Write the listing below out again exactly, dropping the images.

--- begin ---

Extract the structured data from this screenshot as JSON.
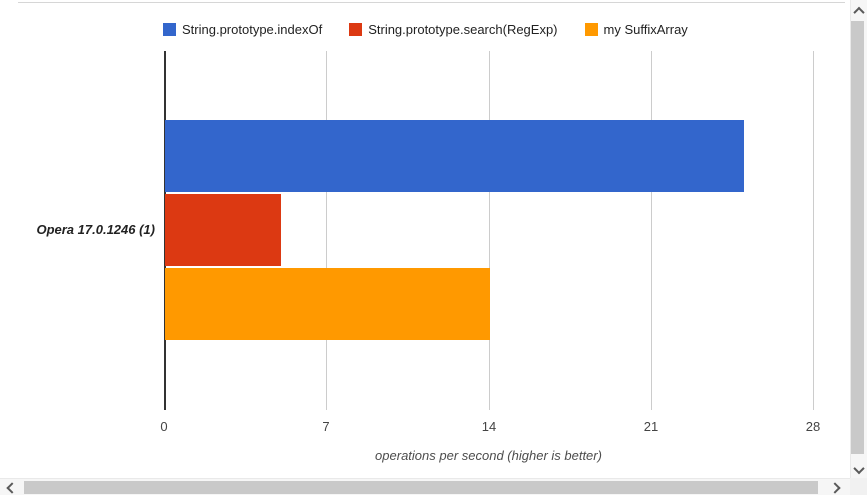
{
  "chart_data": {
    "type": "bar",
    "orientation": "horizontal",
    "categories": [
      "Opera 17.0.1246 (1)"
    ],
    "series": [
      {
        "name": "String.prototype.indexOf",
        "color": "#3366CC",
        "values": [
          25
        ]
      },
      {
        "name": "String.prototype.search(RegExp)",
        "color": "#DC3912",
        "values": [
          5
        ]
      },
      {
        "name": "my SuffixArray",
        "color": "#FF9900",
        "values": [
          14
        ]
      }
    ],
    "xlabel": "operations per second (higher is better)",
    "xlim": [
      0,
      28
    ],
    "x_ticks": [
      0,
      7,
      14,
      21,
      28
    ],
    "grid": true,
    "legend_position": "top",
    "colors": {
      "baseline": "#333333",
      "gridline": "#cccccc",
      "tick_label": "#444444",
      "axis_title": "#4d4d4d",
      "legend_text": "#222222",
      "category_label": "#222222"
    }
  },
  "scrollbars": {
    "vertical": {
      "up_icon": "chevron-up-icon",
      "down_icon": "chevron-down-icon"
    },
    "horizontal": {
      "left_icon": "chevron-left-icon",
      "right_icon": "chevron-right-icon"
    }
  }
}
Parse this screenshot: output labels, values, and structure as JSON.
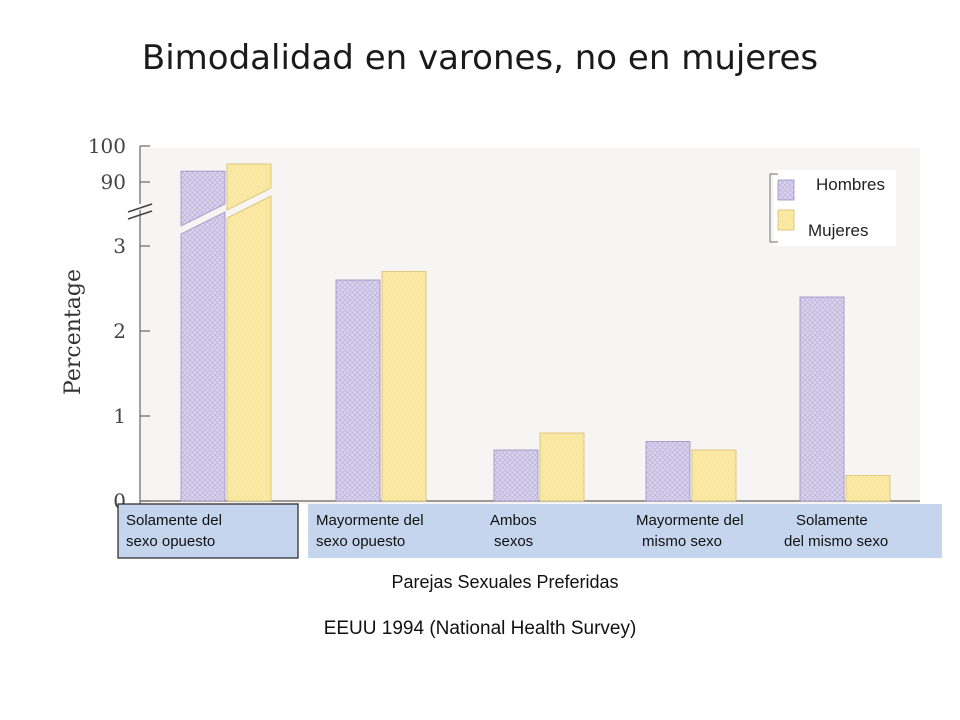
{
  "title": "Bimodalidad en varones, no en mujeres",
  "xlabel": "Parejas Sexuales Preferidas",
  "source": "EEUU 1994 (National Health Survey)",
  "colors": {
    "men": "#d9d3ec",
    "women": "#fbe9a6",
    "category_band": "#c6d5ee"
  },
  "chart_data": {
    "type": "bar",
    "ylabel": "Percentage",
    "y_axis_break": {
      "lower": [
        0,
        3.4
      ],
      "upper": [
        88,
        100
      ]
    },
    "yticks": [
      "0",
      "1",
      "2",
      "3",
      "90",
      "100"
    ],
    "legend_position": "top-right",
    "categories": [
      [
        "Solamente del",
        "sexo opuesto"
      ],
      [
        "Mayormente del",
        "sexo opuesto"
      ],
      [
        "Ambos",
        "sexos"
      ],
      [
        "Mayormente del",
        "mismo sexo"
      ],
      [
        "Solamente",
        "del mismo sexo"
      ]
    ],
    "series": [
      {
        "name": "Hombres",
        "values": [
          93,
          2.6,
          0.6,
          0.7,
          2.4
        ]
      },
      {
        "name": "Mujeres",
        "values": [
          95,
          2.7,
          0.8,
          0.6,
          0.3
        ]
      }
    ]
  }
}
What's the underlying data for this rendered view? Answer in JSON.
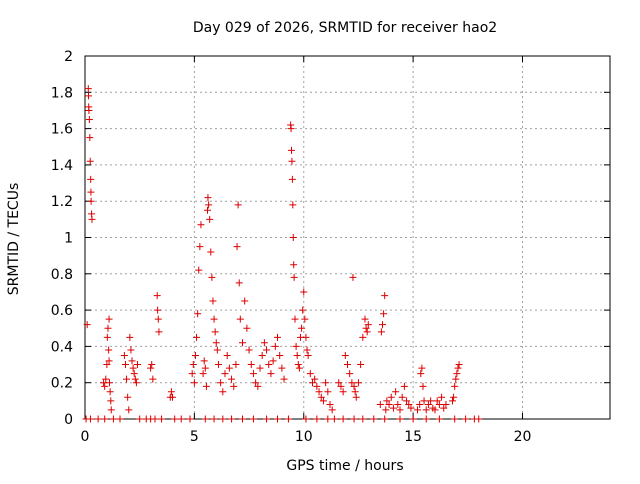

--- end ---

→ **Solution below**:
Extract the structured data from this screenshot as JSON.
{
  "chart_data": {
    "type": "bar",
    "orientation": "horizontal",
    "categories": [
      "Opera 17.0.1246 (1)"
    ],
    "series": [
      {
        "name": "String.prototype.indexOf",
        "color": "#3366CC",
        "values": [
          25
        ]
      },
      {
        "name": "String.prototype.search(RegExp)",
        "color": "#DC3912",
        "values": [
          5
        ]
      },
      {
        "name": "my SuffixArray",
        "color": "#FF9900",
        "values": [
          14
        ]
      }
    ],
    "xlabel": "operations per second (higher is better)",
    "xlim": [
      0,
      28
    ],
    "x_ticks": [
      0,
      7,
      14,
      21,
      28
    ],
    "grid": true,
    "legend_position": "top",
    "colors": {
      "baseline": "#333333",
      "gridline": "#cccccc",
      "tick_label": "#444444",
      "axis_title": "#4d4d4d",
      "legend_text": "#222222",
      "category_label": "#222222"
    }
  },
  "scrollbars": {
    "vertical": {
      "up_icon": "chevron-up-icon",
      "down_icon": "chevron-down-icon"
    },
    "horizontal": {
      "left_icon": "chevron-left-icon",
      "right_icon": "chevron-right-icon"
    }
  }
}
Parse this screenshot: output labels, values, and structure as JSON.
{
  "title": "Bimodalidad en varones, no en mujeres",
  "xlabel": "Parejas Sexuales Preferidas",
  "source": "EEUU 1994 (National Health Survey)",
  "colors": {
    "men": "#d9d3ec",
    "women": "#fbe9a6",
    "category_band": "#c6d5ee"
  },
  "chart_data": {
    "type": "bar",
    "ylabel": "Percentage",
    "y_axis_break": {
      "lower": [
        0,
        3.4
      ],
      "upper": [
        88,
        100
      ]
    },
    "yticks": [
      "0",
      "1",
      "2",
      "3",
      "90",
      "100"
    ],
    "legend_position": "top-right",
    "categories": [
      [
        "Solamente del",
        "sexo opuesto"
      ],
      [
        "Mayormente del",
        "sexo opuesto"
      ],
      [
        "Ambos",
        "sexos"
      ],
      [
        "Mayormente del",
        "mismo sexo"
      ],
      [
        "Solamente",
        "del mismo sexo"
      ]
    ],
    "series": [
      {
        "name": "Hombres",
        "values": [
          93,
          2.6,
          0.6,
          0.7,
          2.4
        ]
      },
      {
        "name": "Mujeres",
        "values": [
          95,
          2.7,
          0.8,
          0.6,
          0.3
        ]
      }
    ]
  }
}
What's the underlying data for this rendered view? Answer in JSON.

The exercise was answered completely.